**Document section**:
# This is why i dont buy any more knife blocks



## Molokai (Sep 28, 2014)

The title says it all... There is no olive, bog oak and black locust burl on photo...

Reactions: Like 5 | EyeCandy! 3 | Way Cool 3


----------



## Molokai (Sep 28, 2014)

Dont know why i put it here, i followed the previous thread of organizing blanks


----------



## NYWoodturner (Sep 28, 2014)

You need to get busy and make some knives slacker!

Reactions: Agree 3 | Funny 1


----------



## Molokai (Sep 28, 2014)

Agree on that...


----------



## Kevin (Sep 28, 2014)

Those blocks look like candy.

Who is in your avatar? Looks like we might be kin. We should get together and conquer Europa.


----------



## Molokai (Sep 28, 2014)

its Duke Wellington, the guy who fought Napoleon and won

Reactions: Funny 2


----------



## Kevin (Sep 28, 2014)

Then we should definitely get together.

Reactions: Agree 1


----------



## Tom Smart (Sep 28, 2014)

Why don't you guys meet at Waterloo?


----------



## Kevin (Sep 28, 2014)

No I don't want any more of that.

Reactions: Funny 1


----------



## Nature Man (Sep 28, 2014)

Time for you to start gifting some of those beauties away! Chuck


----------



## Molokai (Sep 28, 2014)

Nature Man said:


> Time for you to start gifting some of those beauties away! Chuck


I only have one of each so its not easy to decide :)


----------

Entries for boxed elements
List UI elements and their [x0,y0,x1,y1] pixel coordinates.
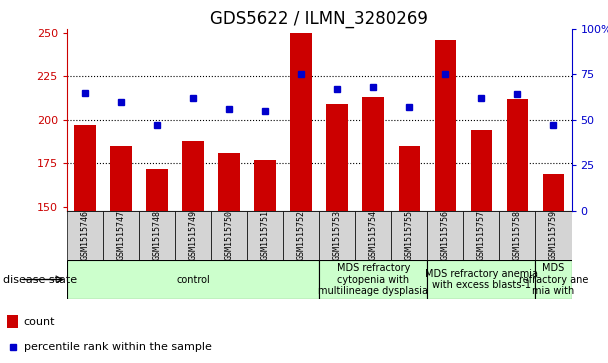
Text: GSM1515746: GSM1515746 [80,210,89,260]
Text: MDS
refractory ane
mia with: MDS refractory ane mia with [519,263,588,296]
Bar [427,260,536,299]
Bar [326,104,348,211]
Text: GSM1515749: GSM1515749 [188,210,198,260]
Text: GSM1515748: GSM1515748 [153,210,162,260]
Bar [355,211,392,260]
Bar [182,141,204,211]
Bar [139,211,175,260]
Text: percentile rank within the sample: percentile rank within the sample [24,342,212,352]
Bar [427,211,463,260]
Text: GSM1515758: GSM1515758 [513,210,522,260]
Text: GSM1515753: GSM1515753 [333,210,342,260]
Text: disease state: disease state [3,274,77,285]
Bar [319,260,427,299]
Bar [146,169,168,211]
Bar [319,211,355,260]
Bar [471,130,492,211]
Text: GSM1515754: GSM1515754 [369,210,378,260]
Bar [506,99,528,211]
Bar [247,211,283,260]
Bar [398,146,420,211]
Text: GSM1515755: GSM1515755 [405,210,414,260]
Text: MDS refractory
cytopenia with
multilineage dysplasia: MDS refractory cytopenia with multilinea… [318,263,428,296]
Text: MDS refractory anemia
with excess blasts-1: MDS refractory anemia with excess blasts… [425,269,538,290]
Text: GSM1515751: GSM1515751 [261,210,269,260]
Text: GSM1515747: GSM1515747 [117,210,125,260]
Bar [283,211,319,260]
Text: GSM1515750: GSM1515750 [224,210,233,260]
Bar [218,153,240,211]
Text: GSM1515752: GSM1515752 [297,210,306,260]
Bar [536,260,572,299]
Bar [392,211,427,260]
Text: count: count [24,317,55,327]
Bar [74,125,95,211]
Bar [7,315,18,328]
Bar [211,211,247,260]
Bar [543,174,564,211]
Bar [175,211,211,260]
Bar [67,211,103,260]
Bar [536,211,572,260]
Bar [435,40,456,211]
Bar [362,97,384,211]
Bar [463,211,499,260]
Bar [291,33,312,211]
Bar [103,211,139,260]
Text: GSM1515757: GSM1515757 [477,210,486,260]
Title: GDS5622 / ILMN_3280269: GDS5622 / ILMN_3280269 [210,10,428,28]
Bar [67,260,319,299]
Bar [499,211,536,260]
Text: GSM1515759: GSM1515759 [549,210,558,260]
Text: GSM1515756: GSM1515756 [441,210,450,260]
Bar [110,146,132,211]
Bar [254,160,276,211]
Text: control: control [176,274,210,285]
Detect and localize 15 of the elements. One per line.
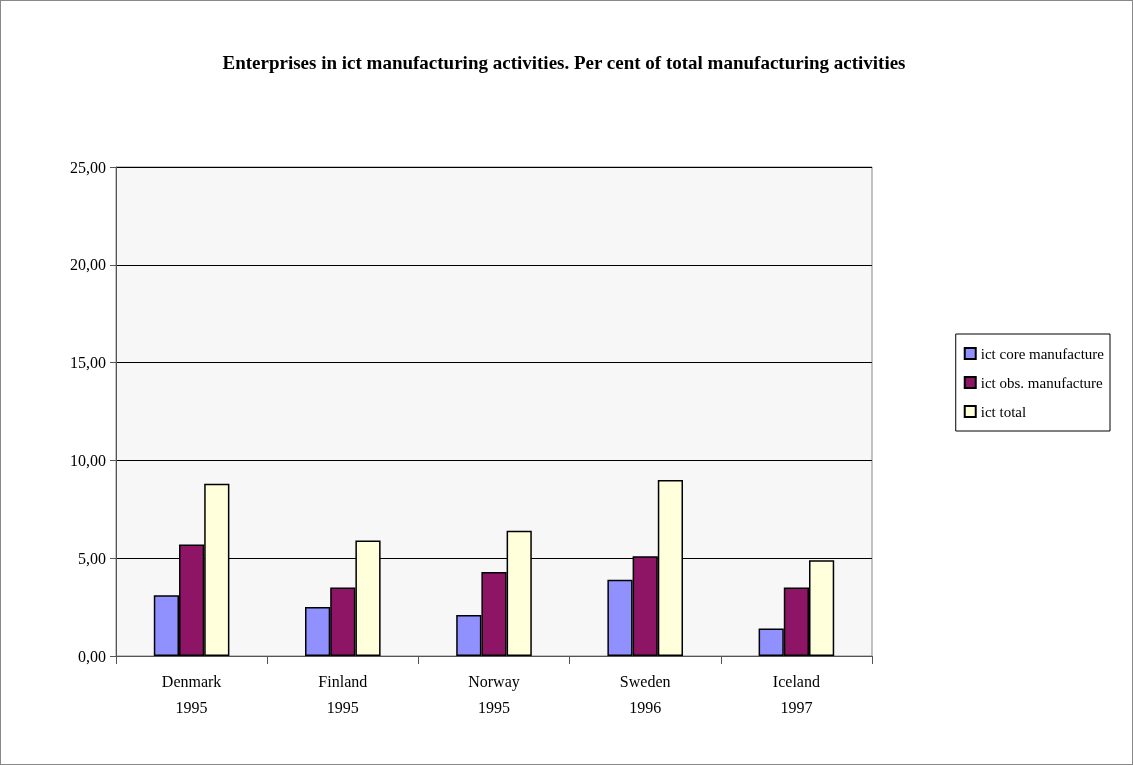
y-tick-label: 20,00	[70, 256, 106, 274]
y-tick-label: 15,00	[70, 354, 106, 372]
x-tick-label: Finland 1995	[318, 672, 368, 716]
x-tick-label: Norway 1995	[468, 672, 520, 716]
chart-title: Enterprises in ict manufacturing activities. Per cent of total manufacturing activities	[222, 51, 906, 73]
y-tick-label: 5,00	[78, 549, 106, 567]
legend-label: ict core manufacture	[980, 345, 1105, 362]
y-tick-label: 0,00	[78, 647, 106, 665]
y-tick-label: 25,00	[70, 158, 106, 176]
y-tick-label: 10,00	[70, 451, 106, 469]
legend-label: ict obs. manufacture	[980, 374, 1104, 391]
x-tick-label: Denmark 1995	[161, 672, 222, 716]
x-tick-label: Sweden 1996	[619, 672, 671, 716]
x-tick-label: Iceland 1997	[772, 672, 820, 716]
legend-label: ict total	[980, 403, 1027, 420]
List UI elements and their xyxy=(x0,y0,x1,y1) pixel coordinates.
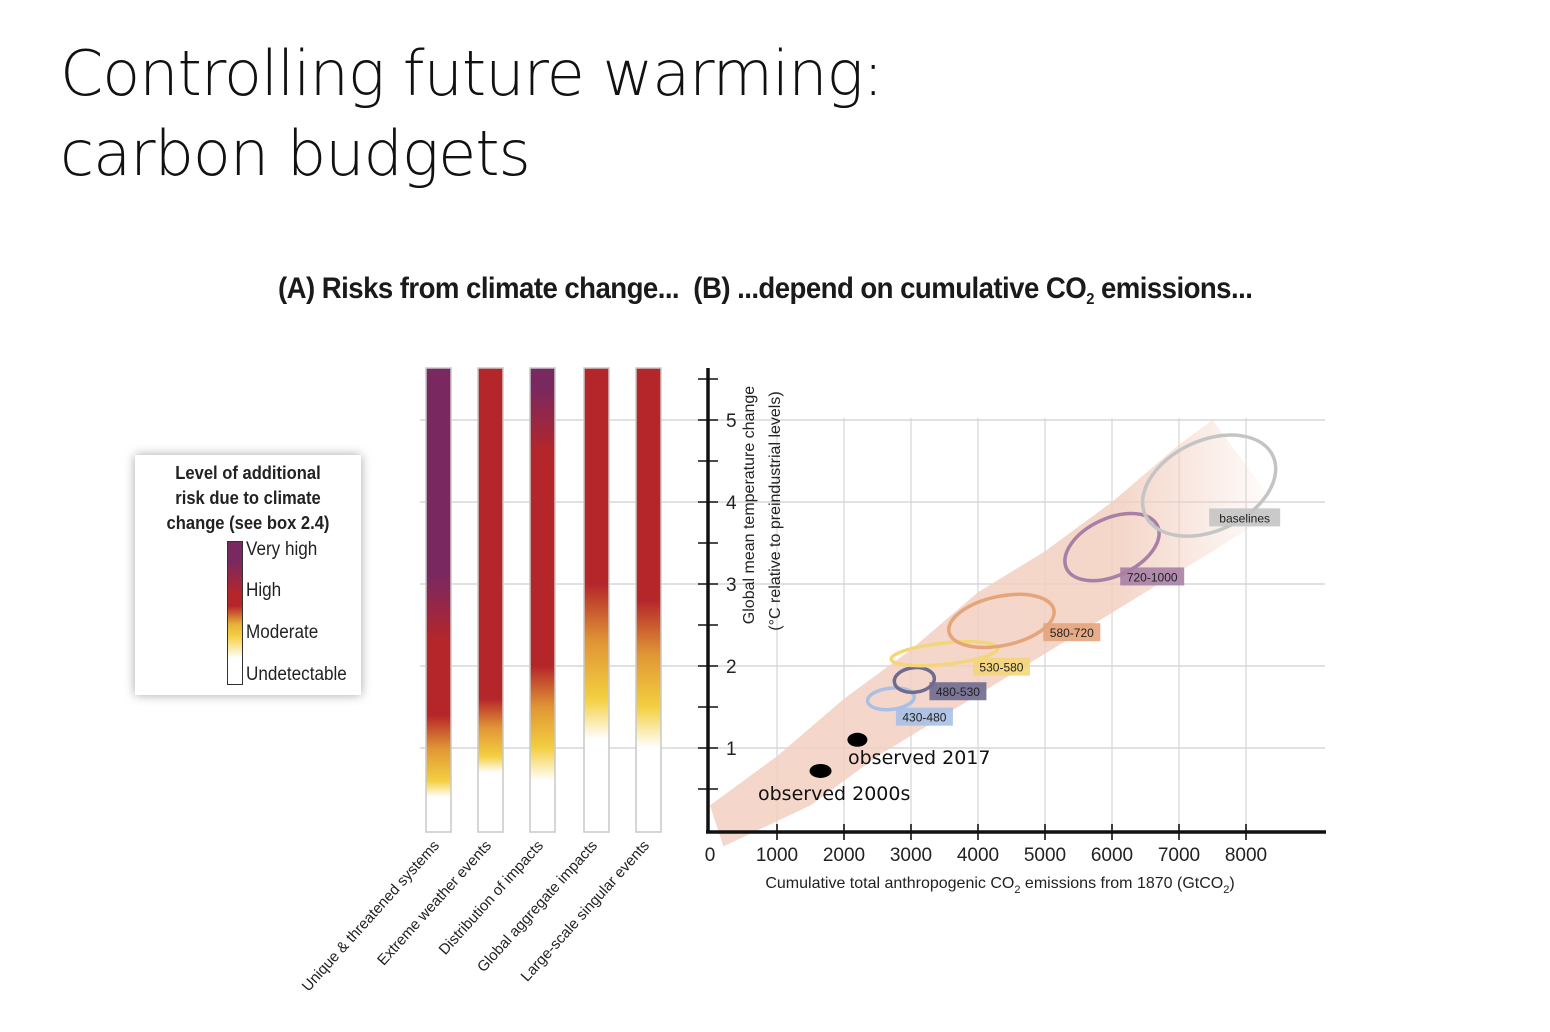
slide-title-line-1: Controlling future warming: xyxy=(60,37,884,110)
risk-bar xyxy=(425,367,452,833)
legend-title-line: change (see box 2.4) xyxy=(166,513,330,533)
x-tick-label: 3000 xyxy=(890,845,932,866)
risk-level-legend: Level of additional risk due to climate … xyxy=(135,455,361,695)
y-axis-title-line-2: (°C relative to preindustrial levels) xyxy=(767,391,784,630)
scenario-ellipse xyxy=(947,592,1056,650)
y-tick-label: 5 xyxy=(726,411,737,432)
slide-title: Controlling future warming: carbon budge… xyxy=(60,34,1060,194)
panel-b-heading-text: (B) ...depend on cumulative CO xyxy=(693,272,1087,305)
legend-title-line: Level of additional xyxy=(175,463,321,483)
legend-label-high: High xyxy=(246,580,282,601)
risk-bar xyxy=(529,367,556,833)
scenario-label: baselines xyxy=(1219,511,1270,525)
slide-title-line-2: carbon budgets xyxy=(60,117,531,190)
scenario-label-bg xyxy=(1209,508,1281,527)
scenario-ellipse xyxy=(892,665,937,695)
panel-b-heading-end: emissions... xyxy=(1093,272,1253,305)
observations: observed 2000s observed 2017 xyxy=(758,732,990,805)
legend-color-scale xyxy=(227,541,243,685)
x-tick-label: 2000 xyxy=(823,845,865,866)
scenario-ellipse xyxy=(865,686,916,712)
x-tick-label: 1000 xyxy=(756,845,798,866)
risk-bar xyxy=(583,367,610,833)
y-tick-label: 4 xyxy=(726,493,737,514)
scenario-label-bg xyxy=(972,657,1030,676)
legend-title: Level of additional risk due to climate … xyxy=(144,461,352,536)
legend-title-line: risk due to climate xyxy=(175,488,321,508)
scenario-ellipse xyxy=(1140,433,1278,538)
observation-point xyxy=(847,732,868,747)
risk-bar xyxy=(635,367,662,833)
scenario-label: 430-480 xyxy=(902,711,946,725)
panel-a-heading: (A) Risks from climate change... xyxy=(278,272,680,305)
scenario-label: 580-720 xyxy=(1050,626,1094,640)
scenario-ellipses: 430-480 480-530 530-580 580-720 720-1000 base… xyxy=(865,433,1281,726)
y-tick-label: 3 xyxy=(726,575,737,596)
risk-category-label: Distribution of impacts xyxy=(436,837,547,958)
chart-axes: 1 2 3 4 5 0 1000 2000 3000 4000 5000 6000 7000 8000 Cu… xyxy=(698,368,1326,896)
scenario-label-bg xyxy=(895,707,953,726)
observation-point xyxy=(809,763,832,778)
panel-b-subscript: 2 xyxy=(1086,291,1094,308)
risk-bar xyxy=(477,367,504,833)
scenario-label-bg xyxy=(1120,567,1185,586)
scenario-label: 480-530 xyxy=(936,685,980,699)
x-tick-label: 8000 xyxy=(1225,845,1267,866)
x-tick-label: 6000 xyxy=(1091,845,1133,866)
panel-b-heading: (B) ...depend on cumulative CO2 emission… xyxy=(693,272,1253,308)
figure-panel-heading: (A) Risks from climate change... (B) ...… xyxy=(278,272,1253,309)
legend-label-very-high: Very high xyxy=(246,539,318,560)
x-tick-label: 7000 xyxy=(1158,845,1200,866)
y-tick-label: 2 xyxy=(726,657,737,678)
observation-label: observed 2017 xyxy=(848,747,990,769)
legend-label-moderate: Moderate xyxy=(246,622,319,643)
x-tick-label: 0 xyxy=(705,845,716,866)
x-tick-label: 5000 xyxy=(1024,845,1066,866)
legend-label-undetectable: Undetectable xyxy=(246,664,347,685)
scenario-label: 530-580 xyxy=(979,661,1023,675)
y-axis-title-line-1: Global mean temperature change xyxy=(741,386,758,624)
y-tick-label: 1 xyxy=(726,739,737,760)
scenario-label-bg xyxy=(929,682,987,701)
observation-label: observed 2000s xyxy=(758,783,910,805)
risk-bars xyxy=(425,367,662,833)
x-axis-title: Cumulative total anthropogenic CO2 emiss… xyxy=(765,875,1234,896)
x-tick-label: 4000 xyxy=(957,845,999,866)
scenario-label-bg xyxy=(1043,623,1101,642)
scenario-label: 720-1000 xyxy=(1127,570,1178,584)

**Exercises**:
A – Copy out the forum thread about knife blocks in full, with no changes.
B – In the records, take the part that opens with the line containing "Text: GSM1515746: GSM1515746 [80,210,89,260]" and closes with the line containing "Bar [536,260,572,299]". Output only those lines, with "Bar" switched to "Column" and everything else left as it is.

**Responses in order**:
A –
# This is why i dont buy any more knife blocks



## Molokai (Sep 28, 2014)

The title says it all... There is no olive, bog oak and black locust burl on photo...

Reactions: Like 5 | EyeCandy! 3 | Way Cool 3


----------



## Molokai (Sep 28, 2014)

Dont know why i put it here, i followed the previous thread of organizing blanks


----------



## NYWoodturner (Sep 28, 2014)

You need to get busy and make some knives slacker!

Reactions: Agree 3 | Funny 1


----------



## Molokai (Sep 28, 2014)

Agree on that...


----------



## Kevin (Sep 28, 2014)

Those blocks look like candy.

Who is in your avatar? Looks like we might be kin. We should get together and conquer Europa.


----------



## Molokai (Sep 28, 2014)

its Duke Wellington, the guy who fought Napoleon and won

Reactions: Funny 2


----------



## Kevin (Sep 28, 2014)

Then we should definitely get together.

Reactions: Agree 1


----------



## Tom Smart (Sep 28, 2014)

Why don't you guys meet at Waterloo?


----------



## Kevin (Sep 28, 2014)

No I don't want any more of that.

Reactions: Funny 1


----------



## Nature Man (Sep 28, 2014)

Time for you to start gifting some of those beauties away! Chuck


----------



## Molokai (Sep 28, 2014)

Nature Man said:


> Time for you to start gifting some of those beauties away! Chuck


I only have one of each so its not easy to decide :)


----------

B –
Text: GSM1515746: GSM1515746 [80,210,89,260]
Text: MDS
refractory ane
mia with: MDS refractory ane mia with [519,263,588,296]
Column [427,260,536,299]
Column [326,104,348,211]
Text: GSM1515749: GSM1515749 [188,210,198,260]
Text: GSM1515748: GSM1515748 [153,210,162,260]
Column [355,211,392,260]
Column [182,141,204,211]
Column [139,211,175,260]
Text: percentile rank within the sample: percentile rank within the sample [24,342,212,352]
Column [427,211,463,260]
Text: GSM1515758: GSM1515758 [513,210,522,260]
Text: GSM1515753: GSM1515753 [333,210,342,260]
Text: disease state: disease state [3,274,77,285]
Column [319,260,427,299]
Column [146,169,168,211]
Column [319,211,355,260]
Column [471,130,492,211]
Text: GSM1515754: GSM1515754 [369,210,378,260]
Column [506,99,528,211]
Column [247,211,283,260]
Column [398,146,420,211]
Text: GSM1515755: GSM1515755 [405,210,414,260]
Text: MDS refractory
cytopenia with
multilineage dysplasia: MDS refractory cytopenia with multilinea… [318,263,428,296]
Text: MDS refractory anemia
with excess blasts-1: MDS refractory anemia with excess blasts… [425,269,538,290]
Text: GSM1515751: GSM1515751 [261,210,269,260]
Text: GSM1515747: GSM1515747 [117,210,125,260]
Column [283,211,319,260]
Text: GSM1515750: GSM1515750 [224,210,233,260]
Column [218,153,240,211]
Text: GSM1515752: GSM1515752 [297,210,306,260]
Column [536,260,572,299]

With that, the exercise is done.